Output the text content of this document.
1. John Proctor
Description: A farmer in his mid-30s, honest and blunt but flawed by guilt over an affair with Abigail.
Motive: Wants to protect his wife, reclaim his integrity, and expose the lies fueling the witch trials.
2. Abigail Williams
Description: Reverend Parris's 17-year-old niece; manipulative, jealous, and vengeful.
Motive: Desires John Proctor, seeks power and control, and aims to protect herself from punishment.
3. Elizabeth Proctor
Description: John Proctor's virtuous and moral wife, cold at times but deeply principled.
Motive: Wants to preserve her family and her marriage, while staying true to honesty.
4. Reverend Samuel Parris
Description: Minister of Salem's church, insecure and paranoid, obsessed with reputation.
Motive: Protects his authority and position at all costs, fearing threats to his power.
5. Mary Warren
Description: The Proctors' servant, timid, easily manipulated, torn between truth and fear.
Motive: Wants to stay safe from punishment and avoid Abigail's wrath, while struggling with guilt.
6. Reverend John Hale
# # #
**WHAT TO DO**
Write out the entries above once more, without altering anything.

**RESPONSE TO THIS EXERCISE**
Output the text content of this document.
1. John Proctor
Description: A farmer in his mid-30s, honest and blunt but flawed by guilt over an affair with Abigail.
Motive: Wants to protect his wife, reclaim his integrity, and expose the lies fueling the witch trials.
2. Abigail Williams
Description: Reverend Parris's 17-year-old niece; manipulative, jealous, and vengeful.
Motive: Desires John Proctor, seeks power and control, and aims to protect herself from punishment.
3. Elizabeth Proctor
Description: John Proctor's virtuous and moral wife, cold at times but deeply principled.
Motive: Wants to preserve her family and her marriage, while staying true to honesty.
4. Reverend Samuel Parris
Description: Minister of Salem's church, insecure and paranoid, obsessed with reputation.
Motive: Protects his authority and position at all costs, fearing threats to his power.
5. Mary Warren
Description: The Proctors' servant, timid, easily manipulated, torn between truth and fear.
Motive: Wants to stay safe from punishment and avoid Abigail's wrath, while struggling with guilt.
6. Reverend John Hale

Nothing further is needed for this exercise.